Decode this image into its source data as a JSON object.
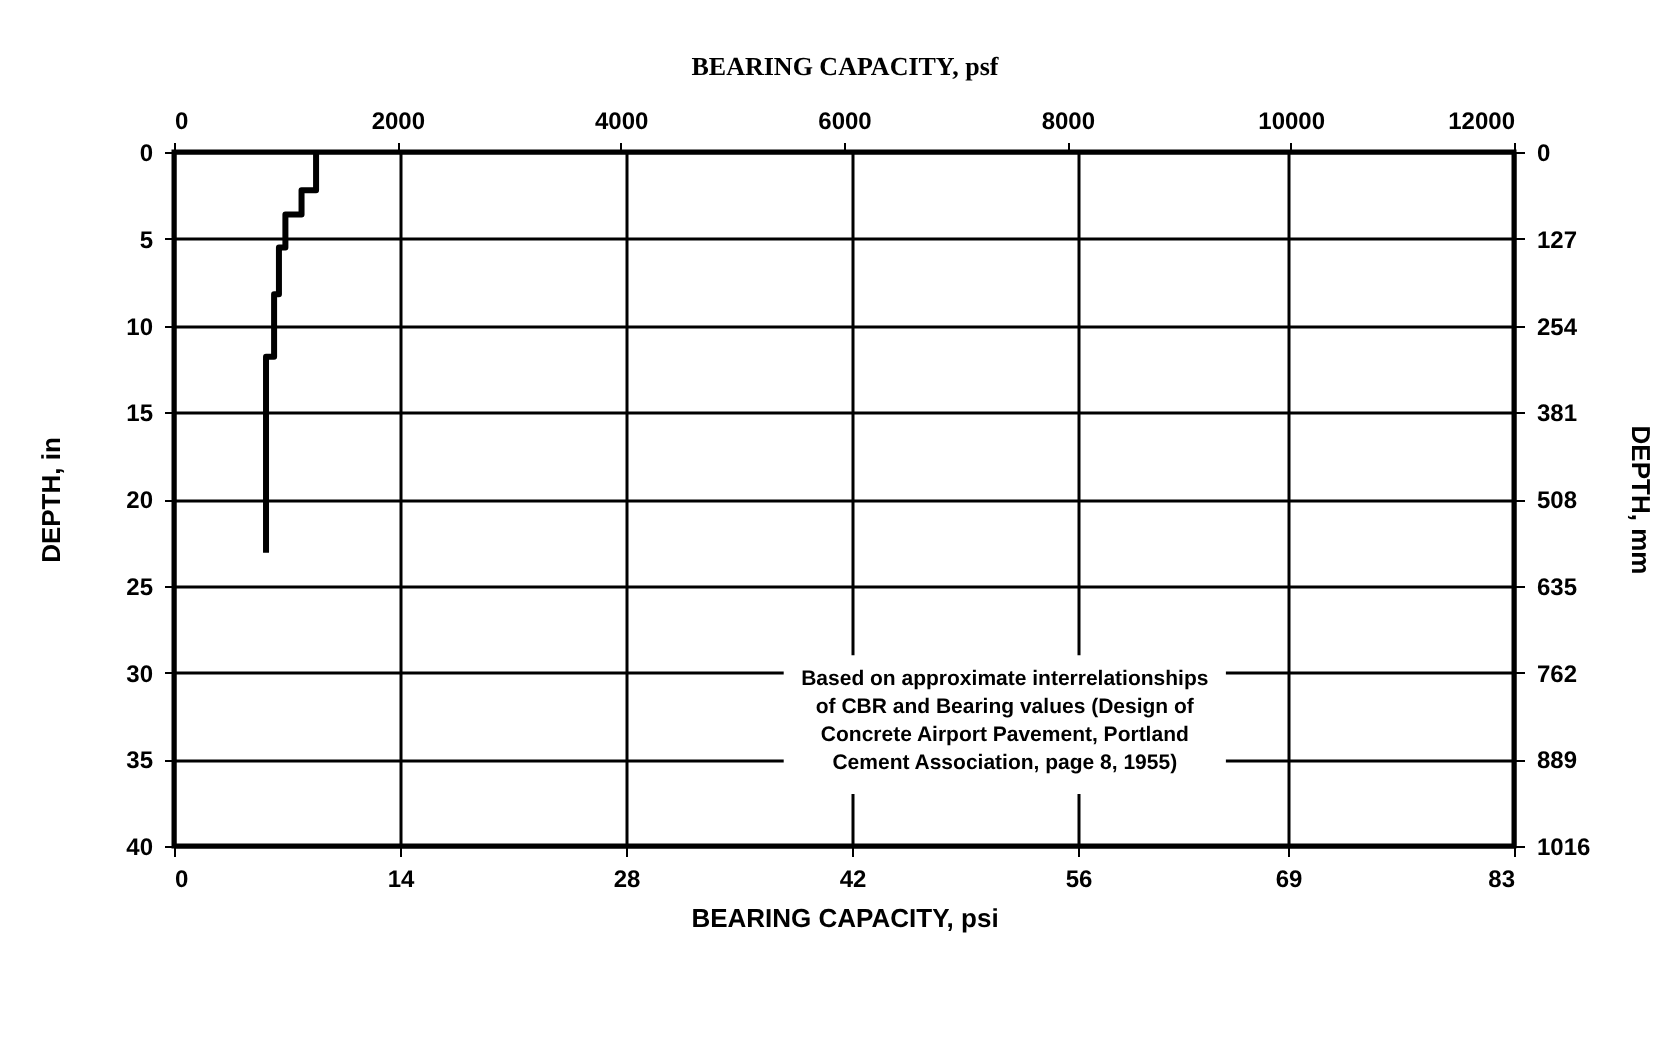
{
  "chart_data": {
    "type": "line",
    "xlabel": "BEARING CAPACITY, psi",
    "x2label": "BEARING CAPACITY, psf",
    "ylabel": "DEPTH, in",
    "y2label": "DEPTH, mm",
    "annotations": [
      "Based on approximate interrelationships\nof CBR and Bearing values (Design of\nConcrete Airport Pavement, Portland\nCement Association, page 8, 1955)"
    ],
    "series": [
      {
        "color": "#000000",
        "x": [
          8.8,
          8.8,
          7.9,
          7.9,
          6.9,
          6.9,
          6.5,
          6.5,
          6.2,
          6.2,
          5.7,
          5.7
        ],
        "values": [
          0,
          2.2,
          2.2,
          3.6,
          3.6,
          5.5,
          5.5,
          8.2,
          8.2,
          11.8,
          11.8,
          23.1
        ]
      }
    ],
    "xlim": [
      0,
      83
    ],
    "xticks": [
      0,
      14,
      28,
      42,
      56,
      69,
      83
    ],
    "x2lim": [
      0,
      12000
    ],
    "x2ticks": [
      0,
      2000,
      4000,
      6000,
      8000,
      10000,
      12000
    ],
    "ylim": [
      40,
      0
    ],
    "yticks": [
      0,
      5,
      10,
      15,
      20,
      25,
      30,
      35,
      40
    ],
    "y2lim": [
      1016,
      0
    ],
    "y2ticks": [
      0,
      127,
      254,
      381,
      508,
      635,
      762,
      889,
      1016
    ],
    "grid": true,
    "marker": "none",
    "line_style": "solid"
  }
}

━━━━━━━━━━

Problem statement
Each record above should come back exactly the same, only without its pictures.

Solution
Decode this image into its source data as a JSON object.
{
  "chart_data": {
    "type": "line",
    "xlabel": "BEARING CAPACITY, psi",
    "x2label": "BEARING CAPACITY, psf",
    "ylabel": "DEPTH, in",
    "y2label": "DEPTH, mm",
    "annotations": [
      "Based on approximate interrelationships\nof CBR and Bearing values (Design of\nConcrete Airport Pavement, Portland\nCement Association, page 8, 1955)"
    ],
    "series": [
      {
        "color": "#000000",
        "x": [
          8.8,
          8.8,
          7.9,
          7.9,
          6.9,
          6.9,
          6.5,
          6.5,
          6.2,
          6.2,
          5.7,
          5.7
        ],
        "values": [
          0,
          2.2,
          2.2,
          3.6,
          3.6,
          5.5,
          5.5,
          8.2,
          8.2,
          11.8,
          11.8,
          23.1
        ]
      }
    ],
    "xlim": [
      0,
      83
    ],
    "xticks": [
      0,
      14,
      28,
      42,
      56,
      69,
      83
    ],
    "x2lim": [
      0,
      12000
    ],
    "x2ticks": [
      0,
      2000,
      4000,
      6000,
      8000,
      10000,
      12000
    ],
    "ylim": [
      40,
      0
    ],
    "yticks": [
      0,
      5,
      10,
      15,
      20,
      25,
      30,
      35,
      40
    ],
    "y2lim": [
      1016,
      0
    ],
    "y2ticks": [
      0,
      127,
      254,
      381,
      508,
      635,
      762,
      889,
      1016
    ],
    "grid": true,
    "marker": "none",
    "line_style": "solid"
  }
}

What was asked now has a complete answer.